• [Stated goal 1]: Copy the passage about fatherhood and running a brewery word for word, in full.

• [Selected passage]:
My identity now is a father, first and foremost. And I want to spend as much time with my kids as possible. But being responsible for nearly 100% of my family’s income (full time job) and chasing this dream to own a successful brewery (a dream shared by my wife and I) cuts into time with my sons and wife. That time is lost, it is constantly slipping through my fingers. It kills me when I have to go to a beer fest for 11 hours and serve people as they get progressively less coherent, across two sessions, repeating the answers to the same few questions until I’m hoarse on a Saturday. I wake up, make breakfast for my kids, go set up for the beer fest, pour beer all day, get home after they’ve gone to bed. My wife does a good job sending me little videos of the baby saying “Pizza” for the first time, or the boys going down a slide together, or them saying “good night dada”. It’s not all bad, at times beer festivals are fun, I do meet great people at those things, but while I’m doing it, I imagine pushing my kids on the swings, or reading stories, or playing Star Wars. I like to think that I make it up to them by going on bike rides, trying to get home early from work by going in early, making waffles on the weekends, including them in “tool projects” while we work on parts of the house. But who knows if they feel neglected or will feel neglected later.

• [Data for the task]:
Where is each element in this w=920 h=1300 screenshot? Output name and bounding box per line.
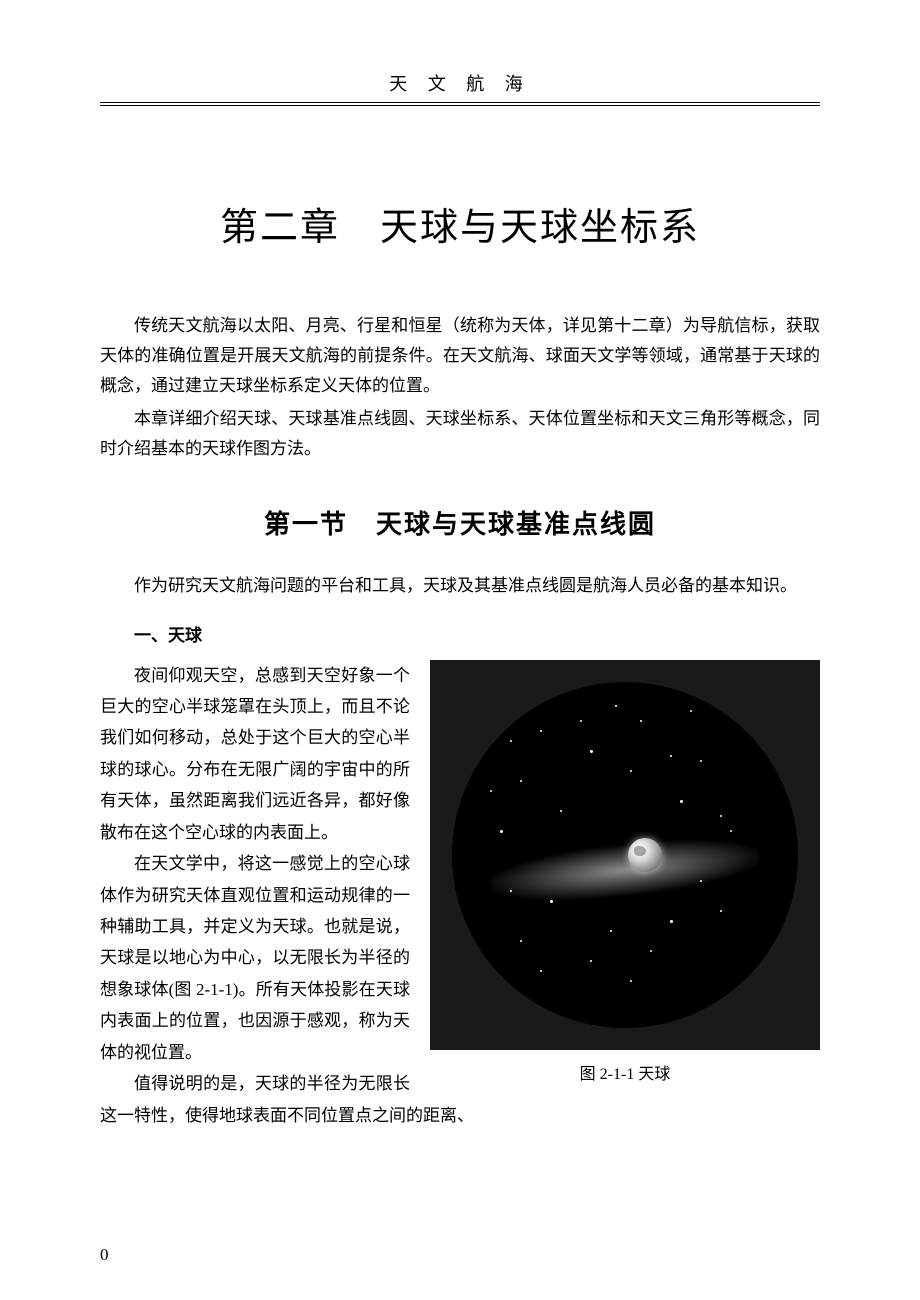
star-icon <box>510 890 512 892</box>
star-icon <box>590 960 592 962</box>
star-icon <box>630 980 632 982</box>
star-icon <box>630 770 632 772</box>
star-icon <box>640 720 642 722</box>
star-icon <box>680 800 683 803</box>
star-icon <box>550 900 553 903</box>
star-icon <box>670 755 672 757</box>
chapter-title: 第二章 天球与天球坐标系 <box>100 196 820 251</box>
star-icon <box>670 920 673 923</box>
star-icon <box>590 750 593 753</box>
celestial-sphere-illustration <box>430 660 820 1050</box>
star-icon <box>720 815 722 817</box>
section-title: 第一节 天球与天球基准点线圆 <box>100 504 820 541</box>
figure-2-1-1: 图 2-1-1 天球 <box>430 660 820 1084</box>
star-icon <box>520 940 522 942</box>
figure-caption: 图 2-1-1 天球 <box>430 1060 820 1084</box>
earth-icon <box>628 838 662 872</box>
star-icon <box>650 950 652 952</box>
star-icon <box>540 730 542 732</box>
star-icon <box>580 720 582 722</box>
intro-paragraph-2: 本章详细介绍天球、天球基准点线圆、天球坐标系、天体位置坐标和天文三角形等概念，同… <box>100 404 820 464</box>
star-icon <box>490 790 492 792</box>
star-icon <box>610 930 612 932</box>
star-icon <box>500 830 503 833</box>
content-with-figure: 图 2-1-1 天球 夜间仰观天空，总感到天空好象一个巨大的空心半球笼罩在头顶上… <box>100 660 820 1132</box>
subheading-1: 一、天球 <box>100 621 820 646</box>
star-icon <box>560 810 562 812</box>
intro-paragraph-1: 传统天文航海以太阳、月亮、行星和恒星（统称为天体，详见第十二章）为导航信标，获取… <box>100 311 820 400</box>
star-icon <box>510 740 512 742</box>
star-icon <box>730 830 732 832</box>
section-intro: 作为研究天文航海问题的平台和工具，天球及其基准点线圆是航海人员必备的基本知识。 <box>100 571 820 601</box>
star-icon <box>540 970 542 972</box>
header-rule <box>100 105 820 106</box>
star-icon <box>700 760 702 762</box>
star-icon <box>615 705 617 707</box>
star-icon <box>690 710 692 712</box>
star-icon <box>520 780 522 782</box>
star-icon <box>700 880 702 882</box>
page-number: 0 <box>100 1245 109 1265</box>
running-header: 天 文 航 海 <box>100 70 820 103</box>
star-icon <box>720 910 722 912</box>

• [Stated goal 2]: From the entries, repeat exactly the lines starting with the line containing "star-icon <box>510 890 512 892</box>" and going on through the line containing "star-icon <box>550 900 553 903</box>", including both of those lines.

• [Full solution 1]:
My identity now is a father, first and foremost. And I want to spend as much time with my kids as possible. But being responsible for nearly 100% of my family’s income (full time job) and chasing this dream to own a successful brewery (a dream shared by my wife and I) cuts into time with my sons and wife. That time is lost, it is constantly slipping through my fingers. It kills me when I have to go to a beer fest for 11 hours and serve people as they get progressively less coherent, across two sessions, repeating the answers to the same few questions until I’m hoarse on a Saturday. I wake up, make breakfast for my kids, go set up for the beer fest, pour beer all day, get home after they’ve gone to bed. My wife does a good job sending me little videos of the baby saying “Pizza” for the first time, or the boys going down a slide together, or them saying “good night dada”. It’s not all bad, at times beer festivals are fun, I do meet great people at those things, but while I’m doing it, I imagine pushing my kids on the swings, or reading stories, or playing Star Wars. I like to think that I make it up to them by going on bike rides, trying to get home early from work by going in early, making waffles on the weekends, including them in “tool projects” while we work on parts of the house. But who knows if they feel neglected or will feel neglected later.

• [Full solution 2]:
star-icon <box>510 890 512 892</box>
star-icon <box>590 960 592 962</box>
star-icon <box>630 980 632 982</box>
star-icon <box>630 770 632 772</box>
star-icon <box>640 720 642 722</box>
star-icon <box>680 800 683 803</box>
star-icon <box>550 900 553 903</box>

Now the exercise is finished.